--- Fragment źródłowy ---

Heej Kochani ! Dziś przychodzę do Was z serum na zmarszczki. Jak wiecie ja mam dopiero 20 lat i moja skóra nie potrzebuję tego typu produktu, no może z wyjątkiem czoła ;D Ale spisał mi się genialnie z innym równie poważnym problemem.
Jest to produkt pochodzący z Chin. Buteleczka zawiera 10 ml produkty ponoć hipoalergicznego. Produkt jest bezwonny i przezroczysty o wodnistej konsystencji. W środku dużego pudełka znajduje się szklana buteleczka zabezpieczona metalową zatyczką. Po zdjęciu zatyczki znajdujemy zatyczkę gumową, którą można zamykać produkt.. w opakowaniu jest także gumowy aplikator z koreczkiem.

---

*Zadania do wykonania*.
1. Przedstaw w formie krótkiej listy akapit z tekstu o serum na zmarszczki, który zaczyna się od słów „Jest to produkt pochodzący z Chin”. Zachowaj jego najważniejsze fakty.
2. Podejmij tekst o serum na zmarszczki i dopisz jego dalszy ciąg od miejsca, w którym się kończy.

--- Dostarczone informacje ---

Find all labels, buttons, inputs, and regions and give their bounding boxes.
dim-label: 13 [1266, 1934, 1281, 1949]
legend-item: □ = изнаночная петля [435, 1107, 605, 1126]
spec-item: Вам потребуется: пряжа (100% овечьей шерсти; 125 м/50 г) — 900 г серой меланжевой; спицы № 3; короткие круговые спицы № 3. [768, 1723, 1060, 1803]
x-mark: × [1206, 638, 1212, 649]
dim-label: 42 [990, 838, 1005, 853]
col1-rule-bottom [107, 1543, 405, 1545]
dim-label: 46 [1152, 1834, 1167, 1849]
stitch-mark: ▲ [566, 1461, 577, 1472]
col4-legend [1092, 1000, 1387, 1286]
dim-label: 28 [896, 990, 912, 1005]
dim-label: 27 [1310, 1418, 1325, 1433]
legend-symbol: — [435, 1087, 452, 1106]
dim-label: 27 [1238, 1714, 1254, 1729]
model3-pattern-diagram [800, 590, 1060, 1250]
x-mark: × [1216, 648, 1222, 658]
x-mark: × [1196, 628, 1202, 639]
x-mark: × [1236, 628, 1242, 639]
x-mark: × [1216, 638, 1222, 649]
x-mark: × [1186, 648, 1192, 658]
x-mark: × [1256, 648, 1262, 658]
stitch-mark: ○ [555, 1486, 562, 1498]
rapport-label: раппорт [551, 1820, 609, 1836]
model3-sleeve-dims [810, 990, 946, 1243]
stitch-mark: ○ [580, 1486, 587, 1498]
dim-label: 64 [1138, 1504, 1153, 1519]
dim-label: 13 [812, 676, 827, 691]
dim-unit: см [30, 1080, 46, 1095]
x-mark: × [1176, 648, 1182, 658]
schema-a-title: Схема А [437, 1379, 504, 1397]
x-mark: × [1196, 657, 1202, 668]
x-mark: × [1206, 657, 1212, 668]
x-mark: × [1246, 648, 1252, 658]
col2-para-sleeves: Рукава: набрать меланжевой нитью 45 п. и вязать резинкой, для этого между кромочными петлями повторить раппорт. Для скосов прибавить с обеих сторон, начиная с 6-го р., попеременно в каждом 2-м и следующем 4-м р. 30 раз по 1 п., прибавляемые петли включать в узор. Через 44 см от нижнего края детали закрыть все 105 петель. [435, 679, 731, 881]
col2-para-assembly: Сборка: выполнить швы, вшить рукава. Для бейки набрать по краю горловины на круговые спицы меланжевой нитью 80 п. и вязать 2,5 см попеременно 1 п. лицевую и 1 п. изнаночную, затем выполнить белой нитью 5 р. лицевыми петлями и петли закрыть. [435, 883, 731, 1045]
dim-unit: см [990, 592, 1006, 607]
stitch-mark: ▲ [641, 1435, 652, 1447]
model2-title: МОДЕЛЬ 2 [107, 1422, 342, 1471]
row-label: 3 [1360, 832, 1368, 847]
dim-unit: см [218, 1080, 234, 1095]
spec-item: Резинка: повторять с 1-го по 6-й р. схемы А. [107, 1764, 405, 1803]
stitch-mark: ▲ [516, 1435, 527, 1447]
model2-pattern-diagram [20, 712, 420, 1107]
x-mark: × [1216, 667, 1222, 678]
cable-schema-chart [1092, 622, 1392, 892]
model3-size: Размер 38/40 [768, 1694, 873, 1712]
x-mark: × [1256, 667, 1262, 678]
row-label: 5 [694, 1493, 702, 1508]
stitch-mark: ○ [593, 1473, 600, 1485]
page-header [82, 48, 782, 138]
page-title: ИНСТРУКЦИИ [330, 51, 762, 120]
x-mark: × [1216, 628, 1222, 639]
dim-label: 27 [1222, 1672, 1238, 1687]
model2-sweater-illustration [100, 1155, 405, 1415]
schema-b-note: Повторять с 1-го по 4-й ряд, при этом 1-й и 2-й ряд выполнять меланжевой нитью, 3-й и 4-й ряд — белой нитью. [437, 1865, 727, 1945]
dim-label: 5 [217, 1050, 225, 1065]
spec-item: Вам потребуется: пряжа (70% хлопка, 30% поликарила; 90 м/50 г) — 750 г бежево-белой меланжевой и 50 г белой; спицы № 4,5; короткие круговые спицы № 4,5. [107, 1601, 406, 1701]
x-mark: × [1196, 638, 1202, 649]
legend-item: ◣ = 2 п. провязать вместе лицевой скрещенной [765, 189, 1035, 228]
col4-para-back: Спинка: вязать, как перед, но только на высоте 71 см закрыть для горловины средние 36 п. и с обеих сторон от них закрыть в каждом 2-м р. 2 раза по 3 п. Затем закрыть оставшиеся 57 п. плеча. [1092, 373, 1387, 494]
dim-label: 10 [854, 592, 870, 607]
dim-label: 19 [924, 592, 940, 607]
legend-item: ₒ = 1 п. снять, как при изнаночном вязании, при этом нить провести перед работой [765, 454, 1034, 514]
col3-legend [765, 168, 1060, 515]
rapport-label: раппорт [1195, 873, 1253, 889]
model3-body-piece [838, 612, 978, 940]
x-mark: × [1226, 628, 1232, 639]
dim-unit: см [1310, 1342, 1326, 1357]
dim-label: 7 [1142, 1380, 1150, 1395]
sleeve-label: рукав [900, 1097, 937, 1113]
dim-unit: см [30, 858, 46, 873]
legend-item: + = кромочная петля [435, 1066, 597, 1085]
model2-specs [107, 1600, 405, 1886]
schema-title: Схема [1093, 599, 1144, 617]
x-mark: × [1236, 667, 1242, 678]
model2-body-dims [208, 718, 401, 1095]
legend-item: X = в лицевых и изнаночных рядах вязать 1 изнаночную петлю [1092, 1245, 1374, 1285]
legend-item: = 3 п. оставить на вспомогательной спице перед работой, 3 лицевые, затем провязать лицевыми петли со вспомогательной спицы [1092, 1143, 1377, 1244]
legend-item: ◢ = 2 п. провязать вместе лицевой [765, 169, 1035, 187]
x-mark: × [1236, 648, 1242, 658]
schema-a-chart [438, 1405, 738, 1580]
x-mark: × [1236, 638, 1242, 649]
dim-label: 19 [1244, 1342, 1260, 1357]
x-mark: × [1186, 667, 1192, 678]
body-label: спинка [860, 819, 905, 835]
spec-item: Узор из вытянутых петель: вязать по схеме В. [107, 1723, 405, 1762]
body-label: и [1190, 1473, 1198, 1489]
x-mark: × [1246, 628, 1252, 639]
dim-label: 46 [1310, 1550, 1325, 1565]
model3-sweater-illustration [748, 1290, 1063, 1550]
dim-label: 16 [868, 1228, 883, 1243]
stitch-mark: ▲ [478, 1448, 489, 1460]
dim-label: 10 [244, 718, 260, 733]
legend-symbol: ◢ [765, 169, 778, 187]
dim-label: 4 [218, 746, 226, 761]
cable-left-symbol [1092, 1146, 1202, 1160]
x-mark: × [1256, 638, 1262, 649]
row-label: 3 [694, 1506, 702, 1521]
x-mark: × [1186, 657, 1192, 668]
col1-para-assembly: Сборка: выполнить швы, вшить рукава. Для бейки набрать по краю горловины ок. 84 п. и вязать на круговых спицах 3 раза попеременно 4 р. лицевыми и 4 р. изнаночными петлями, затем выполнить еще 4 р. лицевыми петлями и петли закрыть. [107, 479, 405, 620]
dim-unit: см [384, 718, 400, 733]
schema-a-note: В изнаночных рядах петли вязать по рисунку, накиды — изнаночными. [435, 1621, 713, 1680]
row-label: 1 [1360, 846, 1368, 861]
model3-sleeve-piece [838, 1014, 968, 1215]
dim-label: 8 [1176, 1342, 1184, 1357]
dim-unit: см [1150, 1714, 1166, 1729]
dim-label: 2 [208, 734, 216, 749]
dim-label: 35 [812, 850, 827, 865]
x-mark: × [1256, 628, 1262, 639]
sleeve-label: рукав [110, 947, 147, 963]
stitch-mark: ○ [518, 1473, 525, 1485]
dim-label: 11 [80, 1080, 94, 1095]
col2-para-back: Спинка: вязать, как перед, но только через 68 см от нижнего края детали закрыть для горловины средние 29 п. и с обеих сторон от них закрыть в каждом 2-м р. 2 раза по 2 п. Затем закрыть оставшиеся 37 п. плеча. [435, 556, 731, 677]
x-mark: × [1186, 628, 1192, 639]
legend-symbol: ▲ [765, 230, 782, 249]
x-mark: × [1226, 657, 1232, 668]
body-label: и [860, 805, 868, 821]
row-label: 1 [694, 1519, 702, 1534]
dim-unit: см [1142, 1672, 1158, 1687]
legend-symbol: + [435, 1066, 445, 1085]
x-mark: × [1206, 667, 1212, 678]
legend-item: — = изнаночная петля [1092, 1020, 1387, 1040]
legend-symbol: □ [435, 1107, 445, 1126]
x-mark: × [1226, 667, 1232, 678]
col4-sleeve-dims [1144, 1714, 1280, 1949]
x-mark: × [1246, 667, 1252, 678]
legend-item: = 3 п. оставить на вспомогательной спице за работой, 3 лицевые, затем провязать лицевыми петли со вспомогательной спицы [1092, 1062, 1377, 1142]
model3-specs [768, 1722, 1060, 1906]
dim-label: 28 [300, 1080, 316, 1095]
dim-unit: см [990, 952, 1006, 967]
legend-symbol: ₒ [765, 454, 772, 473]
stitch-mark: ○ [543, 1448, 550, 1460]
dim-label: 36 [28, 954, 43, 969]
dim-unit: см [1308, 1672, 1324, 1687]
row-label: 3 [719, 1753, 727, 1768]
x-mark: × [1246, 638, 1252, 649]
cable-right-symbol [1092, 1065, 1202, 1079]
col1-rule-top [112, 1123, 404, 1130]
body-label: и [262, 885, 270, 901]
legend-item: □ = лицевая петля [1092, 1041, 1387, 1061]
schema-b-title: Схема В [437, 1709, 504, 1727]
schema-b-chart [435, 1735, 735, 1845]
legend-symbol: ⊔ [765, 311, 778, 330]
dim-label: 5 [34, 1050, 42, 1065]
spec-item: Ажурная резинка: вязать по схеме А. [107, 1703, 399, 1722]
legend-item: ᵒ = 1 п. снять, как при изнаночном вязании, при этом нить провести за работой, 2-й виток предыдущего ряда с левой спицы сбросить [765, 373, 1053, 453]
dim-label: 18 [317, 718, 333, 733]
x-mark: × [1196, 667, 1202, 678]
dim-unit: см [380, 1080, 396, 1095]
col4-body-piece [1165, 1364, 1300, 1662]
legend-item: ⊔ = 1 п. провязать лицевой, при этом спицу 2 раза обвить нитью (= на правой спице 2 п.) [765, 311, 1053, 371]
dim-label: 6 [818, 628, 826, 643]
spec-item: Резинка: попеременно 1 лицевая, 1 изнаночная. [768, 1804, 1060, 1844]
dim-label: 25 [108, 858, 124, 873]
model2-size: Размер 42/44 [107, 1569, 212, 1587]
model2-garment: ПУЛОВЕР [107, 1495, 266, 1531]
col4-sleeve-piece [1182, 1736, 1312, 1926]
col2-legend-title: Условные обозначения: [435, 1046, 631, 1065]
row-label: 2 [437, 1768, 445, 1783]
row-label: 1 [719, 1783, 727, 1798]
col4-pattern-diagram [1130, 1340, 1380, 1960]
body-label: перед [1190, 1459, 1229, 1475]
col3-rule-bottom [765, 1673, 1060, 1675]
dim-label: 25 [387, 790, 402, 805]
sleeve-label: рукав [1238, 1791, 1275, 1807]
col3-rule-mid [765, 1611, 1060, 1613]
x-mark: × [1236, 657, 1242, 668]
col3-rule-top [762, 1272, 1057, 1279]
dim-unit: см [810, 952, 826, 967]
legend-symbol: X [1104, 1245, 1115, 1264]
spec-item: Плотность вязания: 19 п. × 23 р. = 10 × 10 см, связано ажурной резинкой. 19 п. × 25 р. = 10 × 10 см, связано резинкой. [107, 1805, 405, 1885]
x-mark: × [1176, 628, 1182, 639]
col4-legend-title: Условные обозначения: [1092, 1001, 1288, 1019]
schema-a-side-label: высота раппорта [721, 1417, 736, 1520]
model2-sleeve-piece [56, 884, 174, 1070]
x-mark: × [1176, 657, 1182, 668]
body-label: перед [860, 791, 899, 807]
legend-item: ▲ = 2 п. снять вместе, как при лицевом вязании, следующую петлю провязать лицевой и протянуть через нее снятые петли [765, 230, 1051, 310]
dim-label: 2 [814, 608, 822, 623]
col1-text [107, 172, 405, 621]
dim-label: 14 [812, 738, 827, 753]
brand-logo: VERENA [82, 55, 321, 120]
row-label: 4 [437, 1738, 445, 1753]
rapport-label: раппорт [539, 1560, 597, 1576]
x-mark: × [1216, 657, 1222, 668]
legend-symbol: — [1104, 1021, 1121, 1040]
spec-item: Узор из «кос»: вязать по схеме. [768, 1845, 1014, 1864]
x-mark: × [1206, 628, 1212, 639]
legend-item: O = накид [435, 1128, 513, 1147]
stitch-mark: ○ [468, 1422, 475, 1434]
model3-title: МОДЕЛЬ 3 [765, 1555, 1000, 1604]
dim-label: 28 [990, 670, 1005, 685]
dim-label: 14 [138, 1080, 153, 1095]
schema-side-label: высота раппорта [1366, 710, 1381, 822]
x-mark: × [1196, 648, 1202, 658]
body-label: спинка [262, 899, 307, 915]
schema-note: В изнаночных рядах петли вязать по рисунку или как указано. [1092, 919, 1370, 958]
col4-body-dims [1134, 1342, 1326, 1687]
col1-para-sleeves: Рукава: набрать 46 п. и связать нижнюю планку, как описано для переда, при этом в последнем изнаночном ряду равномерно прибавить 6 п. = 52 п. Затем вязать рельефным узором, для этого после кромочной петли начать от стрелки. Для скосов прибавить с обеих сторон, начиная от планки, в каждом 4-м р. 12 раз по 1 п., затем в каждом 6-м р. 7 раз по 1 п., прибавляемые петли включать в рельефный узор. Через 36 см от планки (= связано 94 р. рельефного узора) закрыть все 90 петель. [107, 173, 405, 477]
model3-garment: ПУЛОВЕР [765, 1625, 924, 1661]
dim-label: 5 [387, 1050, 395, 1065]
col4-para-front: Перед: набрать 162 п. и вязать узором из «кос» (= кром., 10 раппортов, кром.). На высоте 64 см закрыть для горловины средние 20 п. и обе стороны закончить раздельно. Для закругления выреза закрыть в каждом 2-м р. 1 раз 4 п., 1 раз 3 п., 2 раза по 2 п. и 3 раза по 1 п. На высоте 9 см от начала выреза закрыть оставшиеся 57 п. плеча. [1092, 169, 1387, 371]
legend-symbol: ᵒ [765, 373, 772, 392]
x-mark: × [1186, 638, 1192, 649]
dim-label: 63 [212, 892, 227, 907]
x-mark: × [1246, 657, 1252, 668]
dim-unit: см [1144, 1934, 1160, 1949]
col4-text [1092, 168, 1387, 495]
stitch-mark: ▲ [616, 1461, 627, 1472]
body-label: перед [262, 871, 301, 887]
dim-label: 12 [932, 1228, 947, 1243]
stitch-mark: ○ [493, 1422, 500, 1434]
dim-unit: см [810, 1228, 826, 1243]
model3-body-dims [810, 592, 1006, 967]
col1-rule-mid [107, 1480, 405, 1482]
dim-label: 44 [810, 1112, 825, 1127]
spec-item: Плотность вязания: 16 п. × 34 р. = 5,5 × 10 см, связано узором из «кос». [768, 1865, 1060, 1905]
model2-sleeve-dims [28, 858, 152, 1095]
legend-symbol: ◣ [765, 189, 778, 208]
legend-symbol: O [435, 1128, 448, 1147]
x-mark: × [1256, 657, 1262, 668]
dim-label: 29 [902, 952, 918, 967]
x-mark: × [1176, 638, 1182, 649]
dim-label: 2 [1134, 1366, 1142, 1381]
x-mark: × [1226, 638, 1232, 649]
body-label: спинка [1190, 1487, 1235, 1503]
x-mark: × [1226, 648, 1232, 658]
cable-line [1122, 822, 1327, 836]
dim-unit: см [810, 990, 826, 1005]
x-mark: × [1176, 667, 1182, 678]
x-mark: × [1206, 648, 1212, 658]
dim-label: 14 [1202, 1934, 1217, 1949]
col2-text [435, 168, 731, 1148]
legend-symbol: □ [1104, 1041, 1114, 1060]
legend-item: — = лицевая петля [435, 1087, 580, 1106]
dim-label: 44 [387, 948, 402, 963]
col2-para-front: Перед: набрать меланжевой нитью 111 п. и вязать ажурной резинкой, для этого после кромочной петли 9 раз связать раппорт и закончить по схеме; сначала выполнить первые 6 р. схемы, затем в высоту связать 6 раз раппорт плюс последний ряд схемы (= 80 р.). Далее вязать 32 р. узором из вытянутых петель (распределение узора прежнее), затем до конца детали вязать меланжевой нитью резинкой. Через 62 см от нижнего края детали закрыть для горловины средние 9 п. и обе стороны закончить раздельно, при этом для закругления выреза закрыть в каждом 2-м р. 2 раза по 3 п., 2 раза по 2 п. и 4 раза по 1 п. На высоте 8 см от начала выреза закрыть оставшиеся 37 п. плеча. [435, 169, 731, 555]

---

*Odpowiedzi do ćwiczenia*.
1.
- pochodzi z Chin
- buteleczka mieści 10 ml produktu, podobno hipoalergicznego
- bezwonny, przezroczysty, o wodnistej konsystencji
- szklana buteleczka w dużym pudełku, zabezpieczona metalową zatyczką
- pod metalową zatyczką jest gumowa, którą można zamykać produkt
- w opakowaniu jest też gumowy aplikator z koreczkiem

2.
Jak użyć ? Ściągamy metalową zawleczkę i gumową zatyczkę, następnie nakładamy gumowy aplikator z którego należy zdjąć białą końcówkę. Wtedy można wyciskać produkt.
Tak jak pisałam jest to tylko 10 ml ale starcza na długo. Ale czemu go stosowałam skoro nie potrzebuje wygładzenia zmarszczek na twarzy ? Ostatnio walczę z rozstępami i postanowiłam wypróbować ten produkt na największy rozstęp, który pojawił się na moim udzie. Gdzieś przeczytałam, że rozstępy są jak blizny.. a ten produkt ma wygładzać blizny oraz redukować plamy, no i peptydy, które w nim znajdziemy mają pomoc produkować kolagen.
EFEKT ? Rozstęp zrobił się mniej widoczny. Niestety ten produkt nie nadaje się na stosowanie na dużym obszarze, ponieważ jest go mało i jest dość drogi .
Ze dwa razy użyłam go tak jak zaleca producent czyli na twarz. Skóra jest po nim gładka i miękka. Taka prszyjemna w dotyku i ładnie wygląda :)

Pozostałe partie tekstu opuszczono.